▶ WHAT THE EXERCISE ASKS:
Return the listing below verbatim. Pictures do not belong in the copy.

▶ RECORDS TO USE:
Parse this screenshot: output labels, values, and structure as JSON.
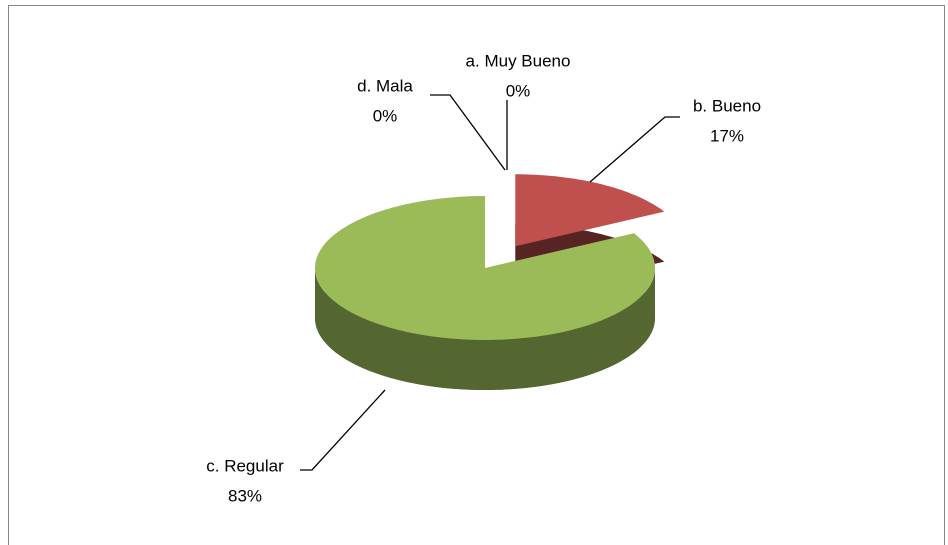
{
  "chart_data": {
    "type": "pie",
    "categories": [
      "a. Muy Bueno",
      "b. Bueno",
      "c. Regular",
      "d. Mala"
    ],
    "values": [
      0,
      17,
      83,
      0
    ],
    "value_labels": [
      "0%",
      "17%",
      "83%",
      "0%"
    ],
    "colors": [
      "#4f81bd",
      "#c0504d",
      "#9bbb59",
      "#8064a2"
    ],
    "exploded": "b. Bueno"
  }
}
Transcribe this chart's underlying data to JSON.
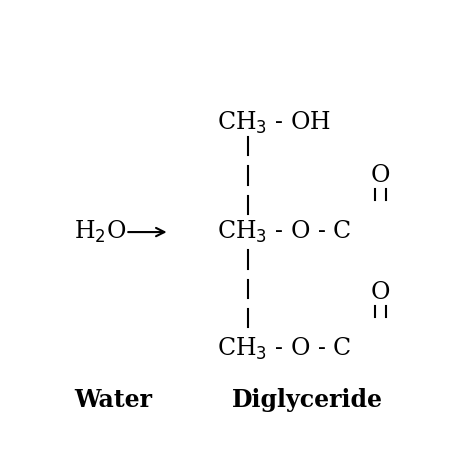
{
  "background_color": "#ffffff",
  "figsize": [
    4.74,
    4.74
  ],
  "dpi": 100,
  "label_water": "Water",
  "label_diglyceride": "Diglyceride",
  "fs_main": 17,
  "fs_water": 17
}
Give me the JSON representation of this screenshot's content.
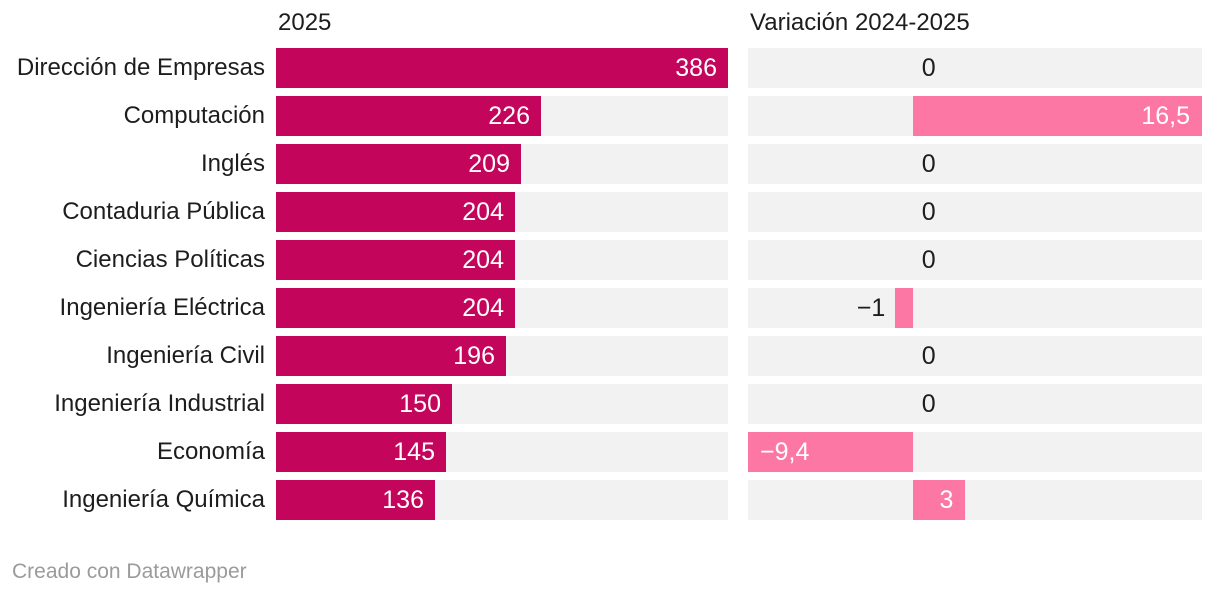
{
  "footer": {
    "text": "Creado con Datawrapper"
  },
  "headers": {
    "col_left": "2025",
    "col_right": "Variación 2024-2025"
  },
  "colors": {
    "bar_2025": "#c4055c",
    "bar_variation": "#fc77a4",
    "track": "#f2f2f2",
    "text": "#1d1d1d",
    "value_inside": "#ffffff",
    "footer_text": "#9b9b9b",
    "background": "#ffffff"
  },
  "chart_data": {
    "type": "bar",
    "subtype": "split-bars-horizontal",
    "title": "",
    "categories": [
      "Dirección de Empresas",
      "Computación",
      "Inglés",
      "Contaduria Pública",
      "Ciencias Políticas",
      "Ingeniería Eléctrica",
      "Ingeniería Civil",
      "Ingeniería Industrial",
      "Economía",
      "Ingeniería Química"
    ],
    "series": [
      {
        "name": "2025",
        "values": [
          386,
          226,
          209,
          204,
          204,
          204,
          196,
          150,
          145,
          136
        ],
        "labels": [
          "386",
          "226",
          "209",
          "204",
          "204",
          "204",
          "196",
          "150",
          "145",
          "136"
        ],
        "axis_min": 0,
        "axis_max": 386
      },
      {
        "name": "Variación 2024-2025",
        "values": [
          0,
          16.5,
          0,
          0,
          0,
          -1,
          0,
          0,
          -9.4,
          3
        ],
        "labels": [
          "0",
          "16,5",
          "0",
          "0",
          "0",
          "−1",
          "0",
          "0",
          "−9,4",
          "3"
        ],
        "axis_min": -9.4,
        "axis_max": 16.5
      }
    ],
    "grid": false,
    "legend_position": "none",
    "value_labels": "on-bars",
    "attribution": "Creado con Datawrapper"
  }
}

▶ SOLUTION BELOW:
Parse this screenshot: output labels, values, and structure as JSON.
{
  "chart_data": {
    "type": "pie",
    "categories": [
      "a. Muy Bueno",
      "b. Bueno",
      "c. Regular",
      "d. Mala"
    ],
    "values": [
      0,
      17,
      83,
      0
    ],
    "value_labels": [
      "0%",
      "17%",
      "83%",
      "0%"
    ],
    "colors": [
      "#4f81bd",
      "#c0504d",
      "#9bbb59",
      "#8064a2"
    ],
    "exploded": "b. Bueno"
  }
}
Transcribe this chart's underlying data to JSON.
{
  "background_color": "#ffffff",
  "figsize": [
    4.74,
    4.74
  ],
  "dpi": 100,
  "label_water": "Water",
  "label_diglyceride": "Diglyceride",
  "fs_main": 17,
  "fs_water": 17
}
Give me the JSON representation of this screenshot's content.
{
  "footer": {
    "text": "Creado con Datawrapper"
  },
  "headers": {
    "col_left": "2025",
    "col_right": "Variación 2024-2025"
  },
  "colors": {
    "bar_2025": "#c4055c",
    "bar_variation": "#fc77a4",
    "track": "#f2f2f2",
    "text": "#1d1d1d",
    "value_inside": "#ffffff",
    "footer_text": "#9b9b9b",
    "background": "#ffffff"
  },
  "chart_data": {
    "type": "bar",
    "subtype": "split-bars-horizontal",
    "title": "",
    "categories": [
      "Dirección de Empresas",
      "Computación",
      "Inglés",
      "Contaduria Pública",
      "Ciencias Políticas",
      "Ingeniería Eléctrica",
      "Ingeniería Civil",
      "Ingeniería Industrial",
      "Economía",
      "Ingeniería Química"
    ],
    "series": [
      {
        "name": "2025",
        "values": [
          386,
          226,
          209,
          204,
          204,
          204,
          196,
          150,
          145,
          136
        ],
        "labels": [
          "386",
          "226",
          "209",
          "204",
          "204",
          "204",
          "196",
          "150",
          "145",
          "136"
        ],
        "axis_min": 0,
        "axis_max": 386
      },
      {
        "name": "Variación 2024-2025",
        "values": [
          0,
          16.5,
          0,
          0,
          0,
          -1,
          0,
          0,
          -9.4,
          3
        ],
        "labels": [
          "0",
          "16,5",
          "0",
          "0",
          "0",
          "−1",
          "0",
          "0",
          "−9,4",
          "3"
        ],
        "axis_min": -9.4,
        "axis_max": 16.5
      }
    ],
    "grid": false,
    "legend_position": "none",
    "value_labels": "on-bars",
    "attribution": "Creado con Datawrapper"
  }
}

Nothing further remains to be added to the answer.